* DESCRIPTION OF THE TASK *
Review the lines that follow and copy each one that contains the word "Witch".

* INPUT DATA *
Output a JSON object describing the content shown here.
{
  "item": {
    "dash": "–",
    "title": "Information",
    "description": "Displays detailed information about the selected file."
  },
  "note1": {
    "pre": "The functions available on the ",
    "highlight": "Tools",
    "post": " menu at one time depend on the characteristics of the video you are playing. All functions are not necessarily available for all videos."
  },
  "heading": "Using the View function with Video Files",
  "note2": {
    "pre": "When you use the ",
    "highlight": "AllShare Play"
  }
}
--
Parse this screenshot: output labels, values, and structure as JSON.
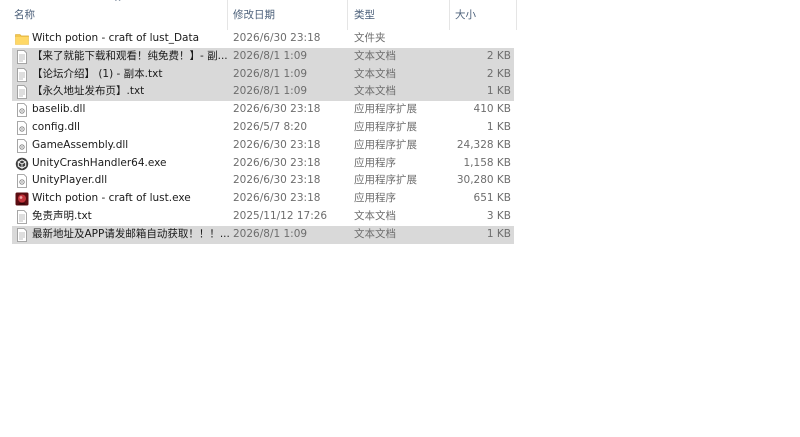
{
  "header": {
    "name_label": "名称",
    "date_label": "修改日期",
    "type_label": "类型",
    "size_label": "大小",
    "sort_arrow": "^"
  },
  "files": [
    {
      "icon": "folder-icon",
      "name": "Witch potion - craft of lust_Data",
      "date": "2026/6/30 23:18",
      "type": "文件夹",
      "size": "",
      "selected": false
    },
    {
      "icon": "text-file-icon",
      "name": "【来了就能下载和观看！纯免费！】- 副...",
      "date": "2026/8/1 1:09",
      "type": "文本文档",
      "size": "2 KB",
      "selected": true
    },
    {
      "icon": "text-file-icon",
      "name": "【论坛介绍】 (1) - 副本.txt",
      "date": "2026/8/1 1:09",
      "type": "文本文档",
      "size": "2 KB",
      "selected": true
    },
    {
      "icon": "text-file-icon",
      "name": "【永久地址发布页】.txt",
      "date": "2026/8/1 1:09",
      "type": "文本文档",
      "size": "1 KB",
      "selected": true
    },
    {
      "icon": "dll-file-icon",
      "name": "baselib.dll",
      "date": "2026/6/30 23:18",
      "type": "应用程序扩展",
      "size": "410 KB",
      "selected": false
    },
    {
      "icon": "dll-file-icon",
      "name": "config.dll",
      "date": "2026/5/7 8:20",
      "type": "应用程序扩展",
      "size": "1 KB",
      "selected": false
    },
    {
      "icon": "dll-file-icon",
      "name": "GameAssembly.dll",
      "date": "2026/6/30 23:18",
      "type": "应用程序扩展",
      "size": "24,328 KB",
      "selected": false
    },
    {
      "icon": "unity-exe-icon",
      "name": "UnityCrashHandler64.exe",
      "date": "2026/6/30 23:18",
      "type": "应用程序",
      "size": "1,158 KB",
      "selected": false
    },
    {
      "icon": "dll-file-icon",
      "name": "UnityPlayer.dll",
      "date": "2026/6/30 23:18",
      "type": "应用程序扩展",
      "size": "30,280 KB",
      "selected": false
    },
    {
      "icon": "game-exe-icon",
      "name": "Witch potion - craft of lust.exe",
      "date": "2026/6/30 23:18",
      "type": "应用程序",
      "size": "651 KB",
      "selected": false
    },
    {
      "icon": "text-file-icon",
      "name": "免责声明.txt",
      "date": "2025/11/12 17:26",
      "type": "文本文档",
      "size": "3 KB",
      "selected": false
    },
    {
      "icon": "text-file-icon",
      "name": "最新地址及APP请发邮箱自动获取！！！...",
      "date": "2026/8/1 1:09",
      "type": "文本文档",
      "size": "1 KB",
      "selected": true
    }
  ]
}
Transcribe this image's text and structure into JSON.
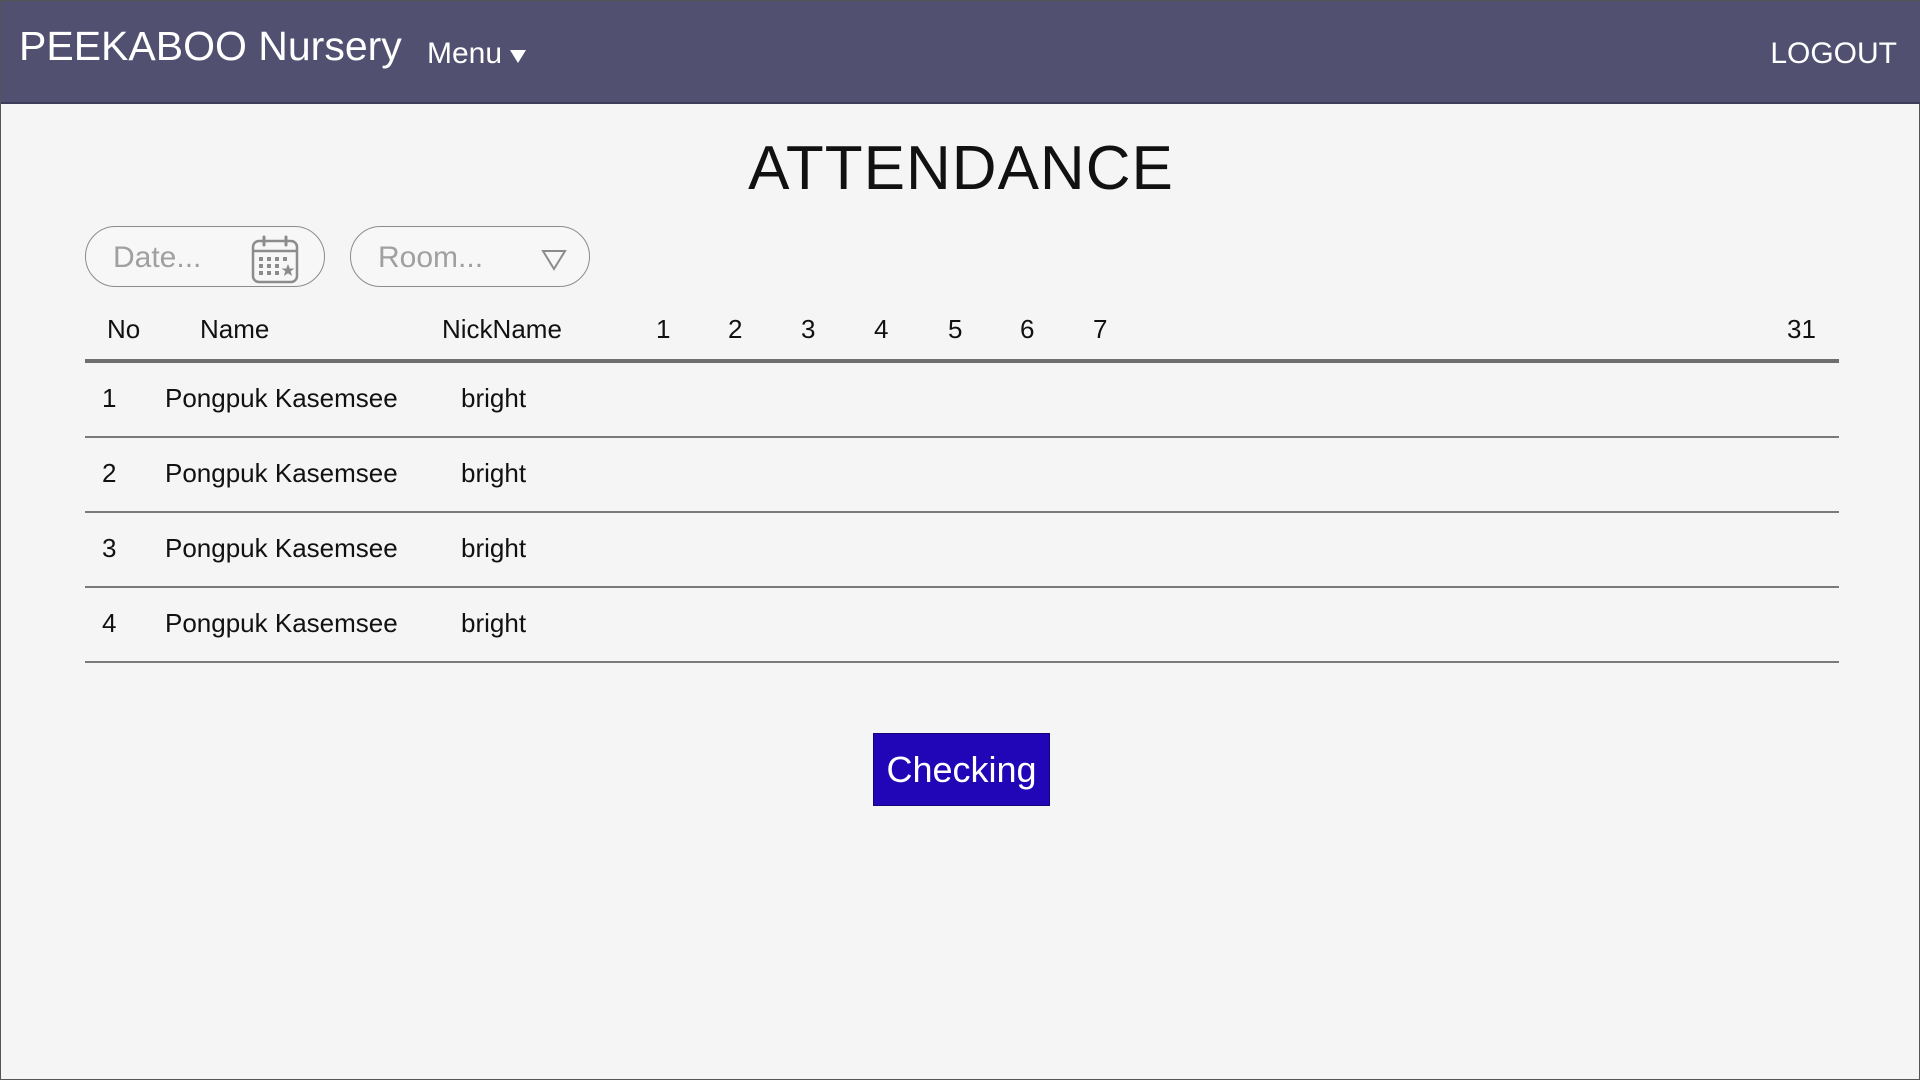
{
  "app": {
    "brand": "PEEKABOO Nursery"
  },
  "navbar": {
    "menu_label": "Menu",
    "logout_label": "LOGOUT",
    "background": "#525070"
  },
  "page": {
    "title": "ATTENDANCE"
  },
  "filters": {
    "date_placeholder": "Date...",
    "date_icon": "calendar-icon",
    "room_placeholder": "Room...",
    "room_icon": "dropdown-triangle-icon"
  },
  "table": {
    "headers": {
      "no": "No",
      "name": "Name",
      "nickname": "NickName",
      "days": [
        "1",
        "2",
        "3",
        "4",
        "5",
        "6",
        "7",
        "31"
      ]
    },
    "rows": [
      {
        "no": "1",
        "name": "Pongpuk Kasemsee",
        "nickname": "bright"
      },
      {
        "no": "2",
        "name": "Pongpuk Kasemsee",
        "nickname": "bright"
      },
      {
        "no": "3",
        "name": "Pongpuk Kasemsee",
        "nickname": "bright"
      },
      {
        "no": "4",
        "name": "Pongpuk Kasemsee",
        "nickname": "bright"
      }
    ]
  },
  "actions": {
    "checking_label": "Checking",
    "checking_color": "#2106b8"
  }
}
--
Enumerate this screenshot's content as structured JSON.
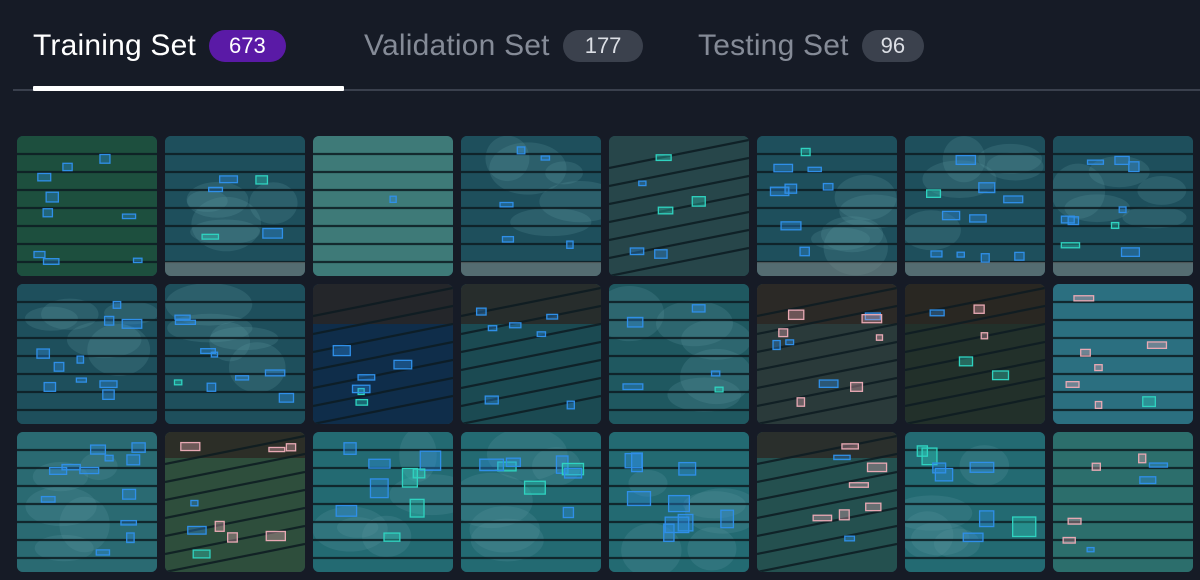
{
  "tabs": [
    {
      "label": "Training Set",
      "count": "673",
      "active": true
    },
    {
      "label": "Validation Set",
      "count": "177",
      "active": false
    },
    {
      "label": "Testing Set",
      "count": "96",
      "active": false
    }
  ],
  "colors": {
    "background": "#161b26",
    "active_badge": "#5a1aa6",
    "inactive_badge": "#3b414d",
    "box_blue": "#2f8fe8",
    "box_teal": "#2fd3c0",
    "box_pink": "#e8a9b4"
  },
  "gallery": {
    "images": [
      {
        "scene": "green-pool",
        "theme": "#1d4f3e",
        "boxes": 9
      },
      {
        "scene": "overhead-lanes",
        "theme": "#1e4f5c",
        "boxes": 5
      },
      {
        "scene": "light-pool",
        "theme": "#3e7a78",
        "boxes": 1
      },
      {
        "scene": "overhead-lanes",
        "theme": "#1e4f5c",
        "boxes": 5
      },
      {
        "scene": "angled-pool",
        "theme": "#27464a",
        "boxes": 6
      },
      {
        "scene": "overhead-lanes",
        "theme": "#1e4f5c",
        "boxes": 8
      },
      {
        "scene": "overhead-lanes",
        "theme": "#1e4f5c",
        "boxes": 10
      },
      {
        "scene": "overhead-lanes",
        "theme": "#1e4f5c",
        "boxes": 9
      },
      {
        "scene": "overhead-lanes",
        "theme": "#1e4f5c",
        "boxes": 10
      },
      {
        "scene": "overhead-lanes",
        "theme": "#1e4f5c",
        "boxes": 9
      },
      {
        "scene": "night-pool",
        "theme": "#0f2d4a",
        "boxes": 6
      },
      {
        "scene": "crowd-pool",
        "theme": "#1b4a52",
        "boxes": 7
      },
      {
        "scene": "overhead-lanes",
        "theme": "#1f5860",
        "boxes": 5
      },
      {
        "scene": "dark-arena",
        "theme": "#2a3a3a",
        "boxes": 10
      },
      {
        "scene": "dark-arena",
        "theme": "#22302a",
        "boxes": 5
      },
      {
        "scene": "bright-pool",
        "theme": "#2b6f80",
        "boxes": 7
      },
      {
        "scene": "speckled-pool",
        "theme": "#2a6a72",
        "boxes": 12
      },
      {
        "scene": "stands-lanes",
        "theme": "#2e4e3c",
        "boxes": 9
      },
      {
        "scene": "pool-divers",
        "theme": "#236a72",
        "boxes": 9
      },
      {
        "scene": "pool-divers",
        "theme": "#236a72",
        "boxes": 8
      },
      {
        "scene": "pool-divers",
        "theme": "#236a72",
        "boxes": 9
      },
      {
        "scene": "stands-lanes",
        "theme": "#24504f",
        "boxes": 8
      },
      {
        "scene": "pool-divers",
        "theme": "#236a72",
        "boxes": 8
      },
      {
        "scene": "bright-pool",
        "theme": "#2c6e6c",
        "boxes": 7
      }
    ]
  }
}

* WRITTEN SOLUTION *
      "name": "Witch potion - craft of lust_Data",
      "name": "Witch potion - craft of lust.exe",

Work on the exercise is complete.